> _What this task involves_: Below are some records; repeat them all exactly, minus the pictures.

> _Records for this exercise_:
******
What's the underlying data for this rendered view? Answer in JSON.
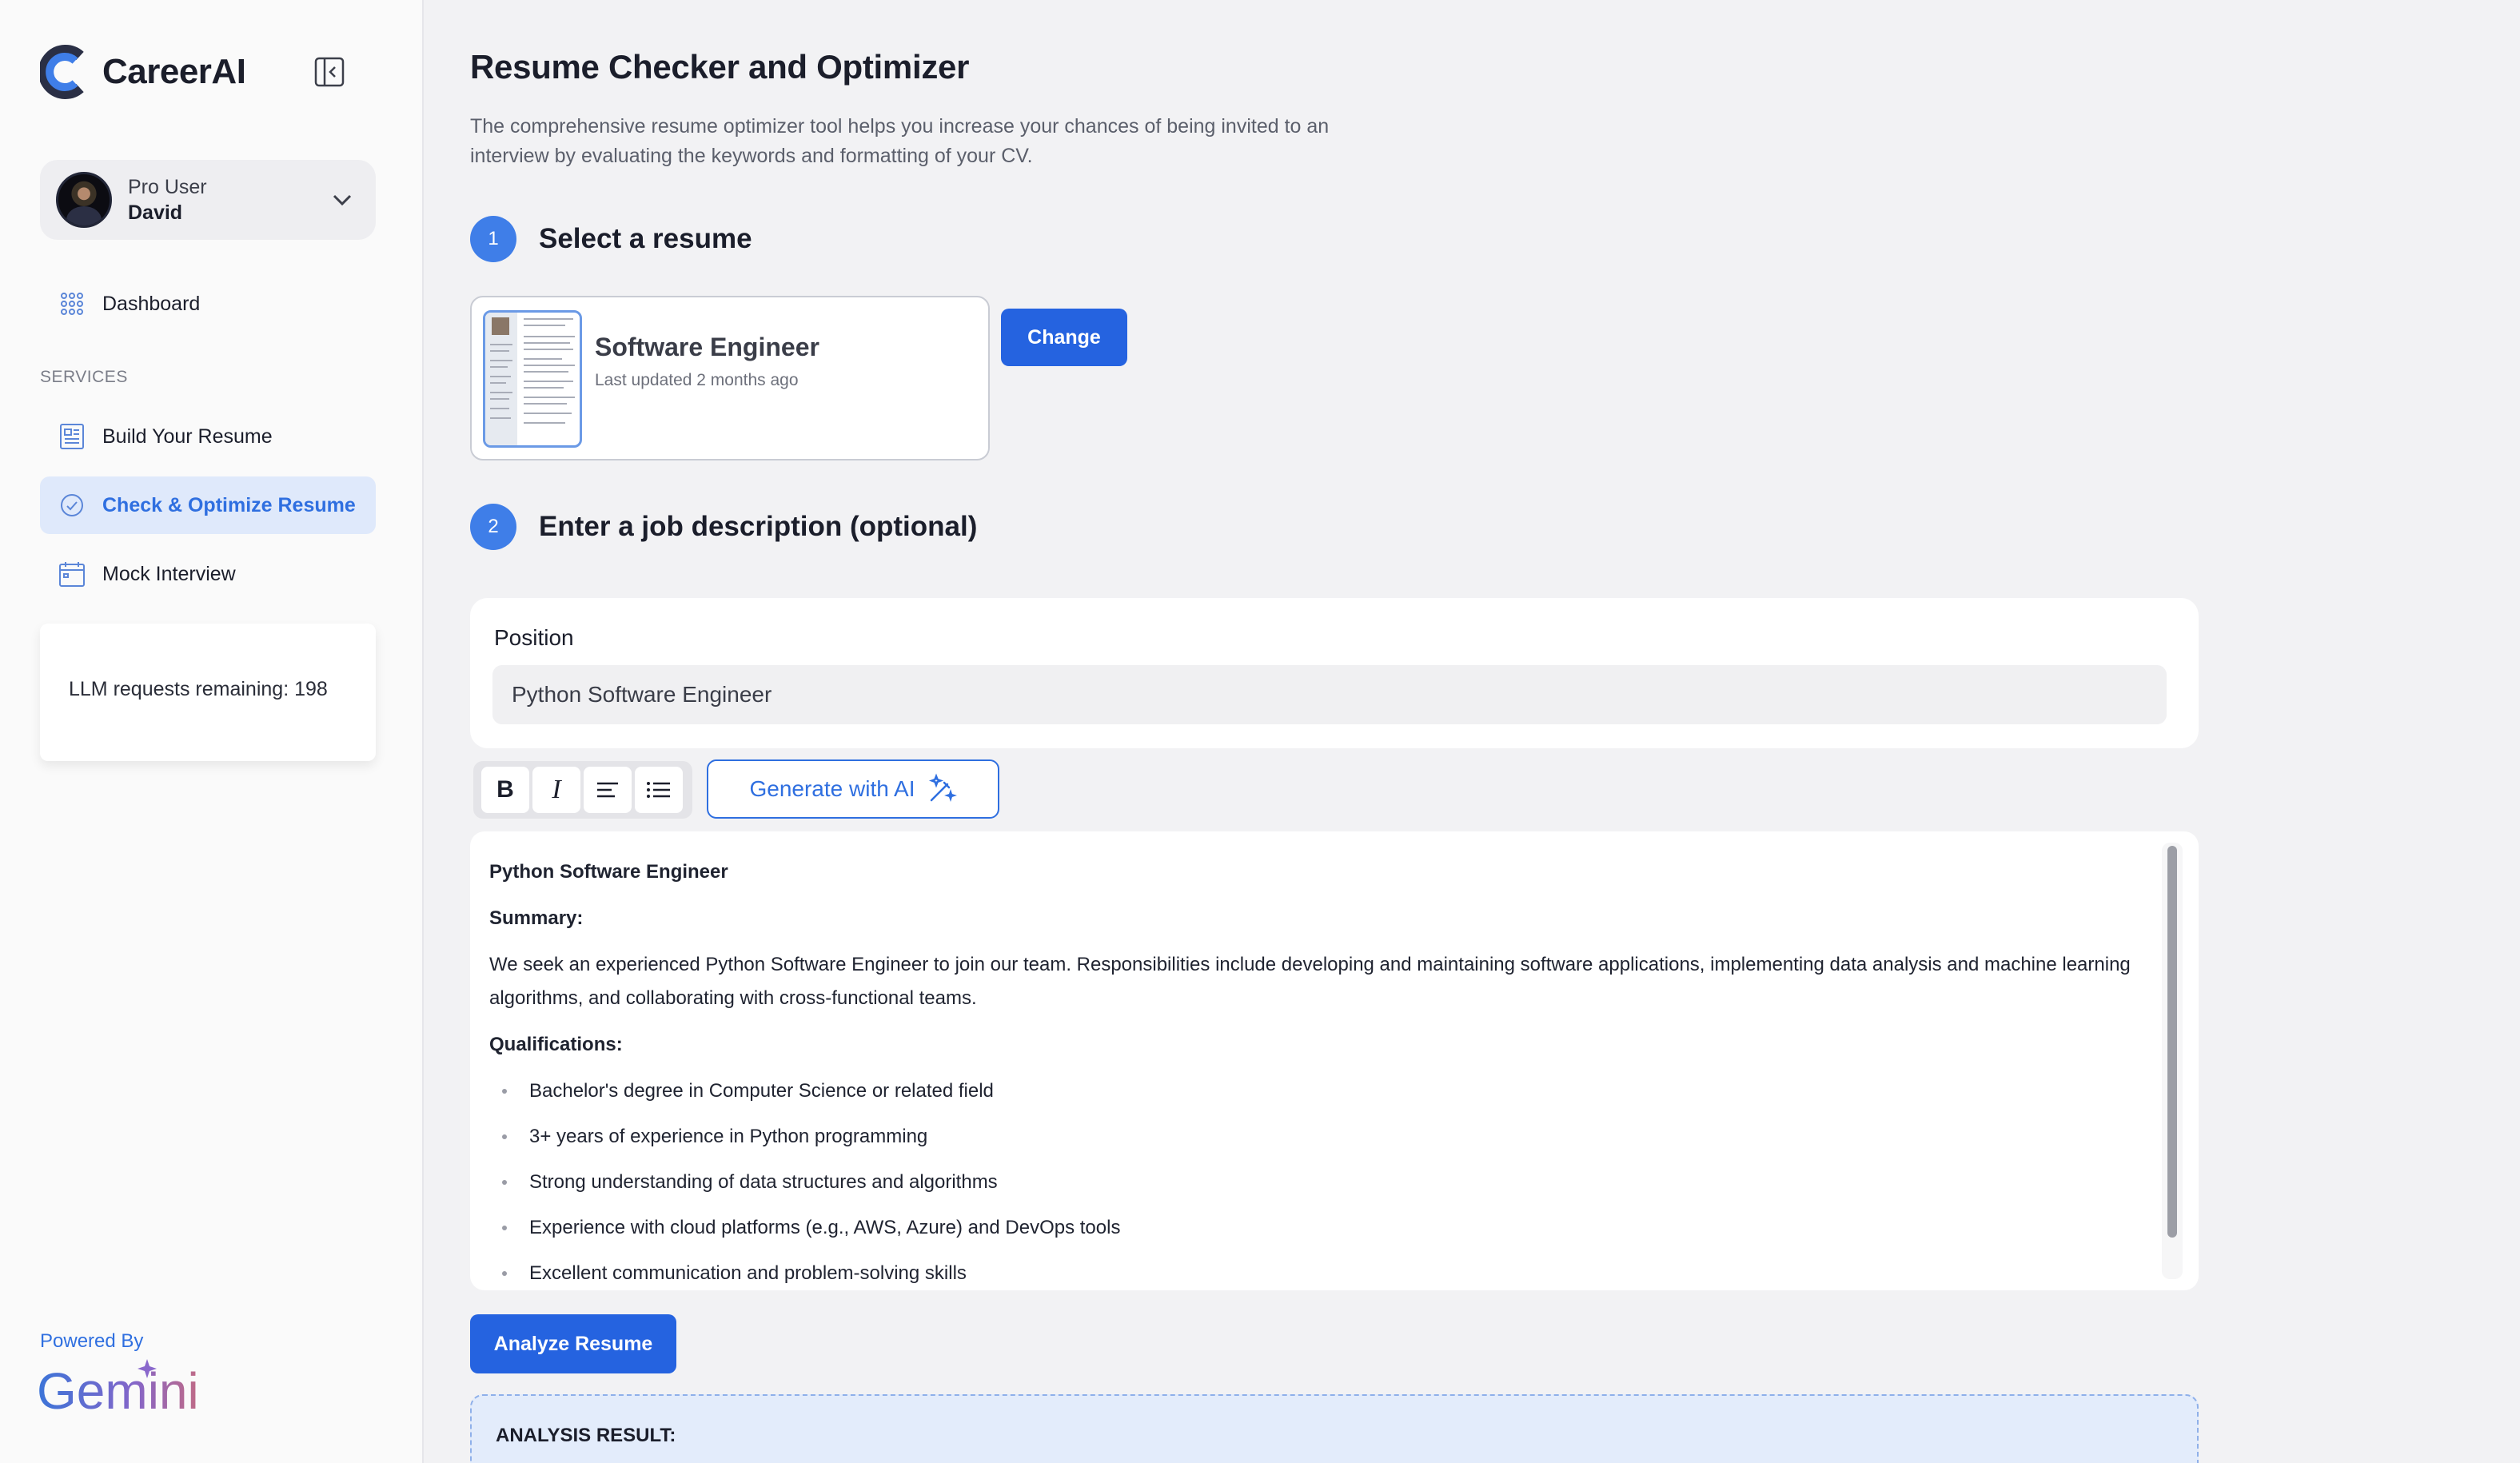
{
  "brand": {
    "name": "CareerAI"
  },
  "user": {
    "role": "Pro User",
    "name": "David"
  },
  "nav": {
    "dashboard": "Dashboard",
    "section_label": "SERVICES",
    "build_resume": "Build Your Resume",
    "check_optimize": "Check & Optimize Resume",
    "mock_interview": "Mock Interview"
  },
  "quota": {
    "text": "LLM requests remaining: 198"
  },
  "footer": {
    "powered_by": "Powered By",
    "gemini": "Gemini"
  },
  "page": {
    "title": "Resume Checker and Optimizer",
    "description": "The comprehensive resume optimizer tool helps you increase your chances of being invited to an interview by evaluating the keywords and formatting of your CV."
  },
  "step1": {
    "number": "1",
    "title": "Select a resume"
  },
  "resume": {
    "name": "Software Engineer",
    "updated": "Last updated 2 months ago",
    "change_label": "Change"
  },
  "step2": {
    "number": "2",
    "title": "Enter a job description (optional)"
  },
  "position": {
    "label": "Position",
    "value": "Python Software Engineer"
  },
  "toolbar": {
    "bold": "B",
    "italic": "I",
    "generate_label": "Generate with AI"
  },
  "editor": {
    "title": "Python Software Engineer",
    "summary_heading": "Summary:",
    "summary_text": "We seek an experienced Python Software Engineer to join our team. Responsibilities include developing and maintaining software applications, implementing data analysis and machine learning algorithms, and collaborating with cross-functional teams.",
    "qualifications_heading": "Qualifications:",
    "qualifications": [
      "Bachelor's degree in Computer Science or related field",
      "3+ years of experience in Python programming",
      "Strong understanding of data structures and algorithms",
      "Experience with cloud platforms (e.g., AWS, Azure) and DevOps tools",
      "Excellent communication and problem-solving skills"
    ]
  },
  "actions": {
    "analyze_label": "Analyze Resume"
  },
  "analysis": {
    "label": "ANALYSIS RESULT:"
  },
  "colors": {
    "accent": "#2563e0",
    "active_bg": "#dfe9fb",
    "step_circle": "#3f7ee8"
  }
}
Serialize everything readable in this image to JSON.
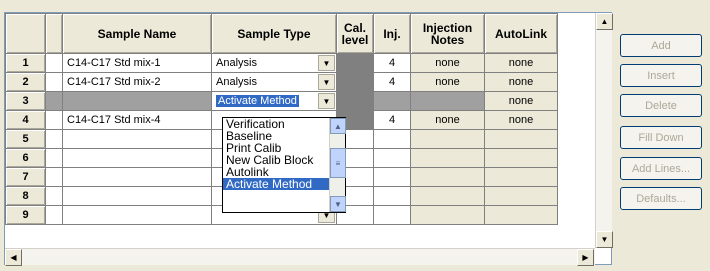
******
> _Expected answer_:
What's the underlying data for this rendered view? Answer in JSON.
{
  "brand": {
    "name": "CareerAI"
  },
  "user": {
    "role": "Pro User",
    "name": "David"
  },
  "nav": {
    "dashboard": "Dashboard",
    "section_label": "SERVICES",
    "build_resume": "Build Your Resume",
    "check_optimize": "Check & Optimize Resume",
    "mock_interview": "Mock Interview"
  },
  "quota": {
    "text": "LLM requests remaining: 198"
  },
  "footer": {
    "powered_by": "Powered By",
    "gemini": "Gemini"
  },
  "page": {
    "title": "Resume Checker and Optimizer",
    "description": "The comprehensive resume optimizer tool helps you increase your chances of being invited to an interview by evaluating the keywords and formatting of your CV."
  },
  "step1": {
    "number": "1",
    "title": "Select a resume"
  },
  "resume": {
    "name": "Software Engineer",
    "updated": "Last updated 2 months ago",
    "change_label": "Change"
  },
  "step2": {
    "number": "2",
    "title": "Enter a job description (optional)"
  },
  "position": {
    "label": "Position",
    "value": "Python Software Engineer"
  },
  "toolbar": {
    "bold": "B",
    "italic": "I",
    "generate_label": "Generate with AI"
  },
  "editor": {
    "title": "Python Software Engineer",
    "summary_heading": "Summary:",
    "summary_text": "We seek an experienced Python Software Engineer to join our team. Responsibilities include developing and maintaining software applications, implementing data analysis and machine learning algorithms, and collaborating with cross-functional teams.",
    "qualifications_heading": "Qualifications:",
    "qualifications": [
      "Bachelor's degree in Computer Science or related field",
      "3+ years of experience in Python programming",
      "Strong understanding of data structures and algorithms",
      "Experience with cloud platforms (e.g., AWS, Azure) and DevOps tools",
      "Excellent communication and problem-solving skills"
    ]
  },
  "actions": {
    "analyze_label": "Analyze Resume"
  },
  "analysis": {
    "label": "ANALYSIS RESULT:"
  },
  "colors": {
    "accent": "#2563e0",
    "active_bg": "#dfe9fb",
    "step_circle": "#3f7ee8"
  }
}
Serialize everything readable in this image to JSON.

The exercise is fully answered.